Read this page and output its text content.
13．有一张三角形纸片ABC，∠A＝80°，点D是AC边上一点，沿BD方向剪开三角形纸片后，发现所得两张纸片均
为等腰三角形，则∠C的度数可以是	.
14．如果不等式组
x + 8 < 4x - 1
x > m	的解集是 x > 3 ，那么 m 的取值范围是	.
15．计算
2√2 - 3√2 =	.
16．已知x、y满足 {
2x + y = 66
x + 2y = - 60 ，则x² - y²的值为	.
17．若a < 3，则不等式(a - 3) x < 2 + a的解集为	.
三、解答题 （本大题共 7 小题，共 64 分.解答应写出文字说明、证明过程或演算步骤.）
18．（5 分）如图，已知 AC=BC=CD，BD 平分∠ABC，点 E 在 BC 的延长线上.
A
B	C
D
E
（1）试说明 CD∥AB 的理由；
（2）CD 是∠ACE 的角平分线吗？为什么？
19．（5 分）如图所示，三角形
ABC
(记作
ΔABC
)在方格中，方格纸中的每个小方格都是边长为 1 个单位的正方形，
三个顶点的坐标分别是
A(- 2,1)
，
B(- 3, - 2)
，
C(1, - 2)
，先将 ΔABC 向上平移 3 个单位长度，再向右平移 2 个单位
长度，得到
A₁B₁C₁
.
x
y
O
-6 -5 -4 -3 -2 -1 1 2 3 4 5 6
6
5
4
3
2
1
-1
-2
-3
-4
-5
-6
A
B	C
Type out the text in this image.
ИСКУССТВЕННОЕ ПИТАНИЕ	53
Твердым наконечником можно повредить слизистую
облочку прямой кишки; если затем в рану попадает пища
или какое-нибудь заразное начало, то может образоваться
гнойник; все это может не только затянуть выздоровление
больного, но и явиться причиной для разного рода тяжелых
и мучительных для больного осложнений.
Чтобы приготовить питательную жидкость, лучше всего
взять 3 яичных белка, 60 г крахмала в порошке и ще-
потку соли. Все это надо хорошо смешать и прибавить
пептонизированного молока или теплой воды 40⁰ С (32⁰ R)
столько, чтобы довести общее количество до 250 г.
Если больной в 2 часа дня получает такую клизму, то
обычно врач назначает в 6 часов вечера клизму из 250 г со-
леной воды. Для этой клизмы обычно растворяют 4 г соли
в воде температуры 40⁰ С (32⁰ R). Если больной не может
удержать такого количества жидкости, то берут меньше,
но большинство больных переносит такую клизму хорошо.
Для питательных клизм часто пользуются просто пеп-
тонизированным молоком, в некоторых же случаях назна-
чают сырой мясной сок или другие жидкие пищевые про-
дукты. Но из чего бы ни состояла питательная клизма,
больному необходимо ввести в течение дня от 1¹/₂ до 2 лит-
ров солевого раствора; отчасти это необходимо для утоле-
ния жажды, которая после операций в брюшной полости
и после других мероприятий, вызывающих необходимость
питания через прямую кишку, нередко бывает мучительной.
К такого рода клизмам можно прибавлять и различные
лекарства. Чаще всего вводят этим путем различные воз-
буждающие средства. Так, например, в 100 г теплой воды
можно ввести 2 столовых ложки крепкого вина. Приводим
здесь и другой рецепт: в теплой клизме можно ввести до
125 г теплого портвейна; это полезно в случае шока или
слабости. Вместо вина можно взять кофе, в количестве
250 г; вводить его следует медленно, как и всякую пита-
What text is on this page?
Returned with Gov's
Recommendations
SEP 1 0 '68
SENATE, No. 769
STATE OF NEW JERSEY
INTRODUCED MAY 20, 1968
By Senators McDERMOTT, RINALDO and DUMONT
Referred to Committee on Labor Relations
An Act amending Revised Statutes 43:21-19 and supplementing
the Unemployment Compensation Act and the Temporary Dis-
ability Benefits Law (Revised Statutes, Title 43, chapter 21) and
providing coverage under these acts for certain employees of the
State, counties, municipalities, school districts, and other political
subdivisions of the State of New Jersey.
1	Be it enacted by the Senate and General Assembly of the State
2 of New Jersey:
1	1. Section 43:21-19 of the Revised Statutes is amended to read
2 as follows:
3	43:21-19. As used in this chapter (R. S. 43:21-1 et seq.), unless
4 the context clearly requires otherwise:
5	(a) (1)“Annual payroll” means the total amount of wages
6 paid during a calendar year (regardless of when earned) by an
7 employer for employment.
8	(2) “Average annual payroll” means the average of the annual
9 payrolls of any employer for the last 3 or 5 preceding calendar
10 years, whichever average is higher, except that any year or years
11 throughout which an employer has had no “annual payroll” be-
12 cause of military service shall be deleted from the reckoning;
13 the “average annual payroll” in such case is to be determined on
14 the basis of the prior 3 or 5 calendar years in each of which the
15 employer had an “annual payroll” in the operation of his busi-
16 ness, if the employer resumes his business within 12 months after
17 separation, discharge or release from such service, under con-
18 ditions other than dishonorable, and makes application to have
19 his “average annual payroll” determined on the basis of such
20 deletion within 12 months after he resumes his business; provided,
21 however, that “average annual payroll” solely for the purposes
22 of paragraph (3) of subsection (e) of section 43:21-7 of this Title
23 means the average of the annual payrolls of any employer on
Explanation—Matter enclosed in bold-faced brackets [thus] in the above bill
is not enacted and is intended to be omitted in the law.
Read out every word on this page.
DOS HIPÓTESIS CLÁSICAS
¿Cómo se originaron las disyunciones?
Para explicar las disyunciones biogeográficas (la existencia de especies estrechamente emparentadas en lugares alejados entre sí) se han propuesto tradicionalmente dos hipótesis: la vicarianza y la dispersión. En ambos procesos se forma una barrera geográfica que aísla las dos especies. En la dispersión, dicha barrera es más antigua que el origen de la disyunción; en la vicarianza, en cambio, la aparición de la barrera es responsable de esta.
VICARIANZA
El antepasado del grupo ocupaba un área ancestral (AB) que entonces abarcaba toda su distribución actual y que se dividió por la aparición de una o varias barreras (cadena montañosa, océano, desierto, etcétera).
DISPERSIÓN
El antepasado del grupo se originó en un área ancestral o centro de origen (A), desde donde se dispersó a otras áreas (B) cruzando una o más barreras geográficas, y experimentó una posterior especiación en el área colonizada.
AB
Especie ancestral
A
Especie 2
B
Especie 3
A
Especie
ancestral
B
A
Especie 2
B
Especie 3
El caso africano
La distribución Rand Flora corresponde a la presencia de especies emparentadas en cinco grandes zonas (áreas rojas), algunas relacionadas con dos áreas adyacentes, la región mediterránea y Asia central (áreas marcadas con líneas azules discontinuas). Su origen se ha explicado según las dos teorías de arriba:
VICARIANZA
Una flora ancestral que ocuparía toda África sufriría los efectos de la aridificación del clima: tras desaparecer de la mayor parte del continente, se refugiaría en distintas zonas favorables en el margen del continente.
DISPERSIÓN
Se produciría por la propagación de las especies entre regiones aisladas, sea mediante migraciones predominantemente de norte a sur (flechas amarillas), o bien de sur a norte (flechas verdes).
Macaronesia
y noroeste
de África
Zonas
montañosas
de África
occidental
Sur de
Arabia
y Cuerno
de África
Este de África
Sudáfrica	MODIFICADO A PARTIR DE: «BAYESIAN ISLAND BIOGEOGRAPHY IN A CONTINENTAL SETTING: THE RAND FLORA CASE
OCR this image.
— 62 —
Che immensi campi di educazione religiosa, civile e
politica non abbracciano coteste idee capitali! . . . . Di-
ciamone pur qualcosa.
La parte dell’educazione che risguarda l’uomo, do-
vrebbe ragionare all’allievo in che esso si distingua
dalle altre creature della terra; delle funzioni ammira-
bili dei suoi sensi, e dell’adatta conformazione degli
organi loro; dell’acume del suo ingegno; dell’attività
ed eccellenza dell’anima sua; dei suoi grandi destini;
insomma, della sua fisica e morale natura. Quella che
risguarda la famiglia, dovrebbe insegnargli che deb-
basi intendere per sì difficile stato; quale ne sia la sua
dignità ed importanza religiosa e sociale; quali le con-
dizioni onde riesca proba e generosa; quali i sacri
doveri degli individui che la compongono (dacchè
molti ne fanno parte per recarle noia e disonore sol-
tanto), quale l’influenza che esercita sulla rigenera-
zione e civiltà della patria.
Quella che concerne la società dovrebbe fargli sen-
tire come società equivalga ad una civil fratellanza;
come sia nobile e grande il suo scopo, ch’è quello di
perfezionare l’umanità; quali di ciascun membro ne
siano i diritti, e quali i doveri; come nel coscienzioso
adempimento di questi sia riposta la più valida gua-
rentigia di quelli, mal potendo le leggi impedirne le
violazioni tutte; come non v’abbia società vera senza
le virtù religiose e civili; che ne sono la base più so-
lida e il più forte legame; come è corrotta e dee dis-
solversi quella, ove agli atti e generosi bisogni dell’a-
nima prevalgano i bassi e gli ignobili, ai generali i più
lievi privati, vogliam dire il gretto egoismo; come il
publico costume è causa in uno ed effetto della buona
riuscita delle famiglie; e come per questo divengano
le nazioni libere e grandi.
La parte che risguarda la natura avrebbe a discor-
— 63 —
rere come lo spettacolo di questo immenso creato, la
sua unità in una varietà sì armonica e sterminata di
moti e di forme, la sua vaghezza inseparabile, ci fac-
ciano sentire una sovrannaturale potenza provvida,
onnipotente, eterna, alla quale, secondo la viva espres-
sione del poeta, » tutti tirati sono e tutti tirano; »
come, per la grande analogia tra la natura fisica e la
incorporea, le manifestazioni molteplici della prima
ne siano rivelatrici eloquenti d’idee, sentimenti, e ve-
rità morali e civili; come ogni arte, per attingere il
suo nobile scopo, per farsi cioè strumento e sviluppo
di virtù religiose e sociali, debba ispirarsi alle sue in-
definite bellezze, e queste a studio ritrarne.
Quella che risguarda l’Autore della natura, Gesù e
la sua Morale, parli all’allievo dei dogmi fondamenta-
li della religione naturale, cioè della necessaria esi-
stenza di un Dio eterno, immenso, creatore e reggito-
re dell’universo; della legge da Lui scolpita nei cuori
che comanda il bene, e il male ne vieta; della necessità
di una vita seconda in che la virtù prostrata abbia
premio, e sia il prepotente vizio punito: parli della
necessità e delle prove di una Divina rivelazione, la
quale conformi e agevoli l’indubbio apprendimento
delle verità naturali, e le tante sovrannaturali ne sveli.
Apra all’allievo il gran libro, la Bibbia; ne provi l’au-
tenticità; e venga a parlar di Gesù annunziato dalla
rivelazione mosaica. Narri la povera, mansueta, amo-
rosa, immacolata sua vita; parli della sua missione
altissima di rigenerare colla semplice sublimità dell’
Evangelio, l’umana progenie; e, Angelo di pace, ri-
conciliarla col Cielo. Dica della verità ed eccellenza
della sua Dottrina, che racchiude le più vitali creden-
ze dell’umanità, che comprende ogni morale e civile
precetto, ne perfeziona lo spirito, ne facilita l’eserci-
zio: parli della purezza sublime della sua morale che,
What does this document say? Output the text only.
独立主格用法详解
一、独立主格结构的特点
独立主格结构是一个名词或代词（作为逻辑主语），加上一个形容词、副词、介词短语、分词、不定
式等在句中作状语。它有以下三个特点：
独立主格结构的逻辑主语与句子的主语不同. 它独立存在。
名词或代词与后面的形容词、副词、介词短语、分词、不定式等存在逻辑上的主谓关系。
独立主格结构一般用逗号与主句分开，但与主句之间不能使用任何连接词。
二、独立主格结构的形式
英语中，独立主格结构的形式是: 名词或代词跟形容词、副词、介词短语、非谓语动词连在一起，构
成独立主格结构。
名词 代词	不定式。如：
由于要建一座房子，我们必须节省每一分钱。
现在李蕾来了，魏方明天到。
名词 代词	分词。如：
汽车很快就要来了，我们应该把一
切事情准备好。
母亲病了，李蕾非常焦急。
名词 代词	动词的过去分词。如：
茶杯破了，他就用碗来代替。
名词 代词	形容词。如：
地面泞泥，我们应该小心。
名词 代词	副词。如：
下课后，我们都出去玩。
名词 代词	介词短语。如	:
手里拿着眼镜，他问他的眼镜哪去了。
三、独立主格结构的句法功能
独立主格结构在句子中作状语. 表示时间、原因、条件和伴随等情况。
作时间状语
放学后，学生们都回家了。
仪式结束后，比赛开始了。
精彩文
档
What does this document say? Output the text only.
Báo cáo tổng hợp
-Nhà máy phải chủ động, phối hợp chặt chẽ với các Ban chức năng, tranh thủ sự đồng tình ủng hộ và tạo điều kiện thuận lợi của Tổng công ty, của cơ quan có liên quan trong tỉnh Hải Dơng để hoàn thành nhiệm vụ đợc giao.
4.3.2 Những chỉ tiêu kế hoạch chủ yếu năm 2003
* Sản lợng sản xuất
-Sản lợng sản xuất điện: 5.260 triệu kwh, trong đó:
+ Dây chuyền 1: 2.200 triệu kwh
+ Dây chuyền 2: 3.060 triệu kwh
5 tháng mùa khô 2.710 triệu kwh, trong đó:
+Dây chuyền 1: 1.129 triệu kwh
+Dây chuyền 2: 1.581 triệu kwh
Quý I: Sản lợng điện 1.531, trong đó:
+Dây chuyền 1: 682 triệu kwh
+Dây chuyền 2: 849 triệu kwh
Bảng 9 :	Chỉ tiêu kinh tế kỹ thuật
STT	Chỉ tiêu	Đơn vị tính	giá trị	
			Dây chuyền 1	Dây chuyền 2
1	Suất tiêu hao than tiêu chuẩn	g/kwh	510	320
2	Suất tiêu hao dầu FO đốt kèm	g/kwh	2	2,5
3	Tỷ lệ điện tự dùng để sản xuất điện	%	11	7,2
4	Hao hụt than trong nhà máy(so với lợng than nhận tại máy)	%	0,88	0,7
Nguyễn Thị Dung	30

————————

DESCRIPTION OF THE TASK:
Copy all lines from the entries that contain the word "basis".

ANSWER FOR THE TASK:
14 the basis of the prior 3 or 5 calendar years in each of which the
19 his “average annual payroll” determined on the basis of such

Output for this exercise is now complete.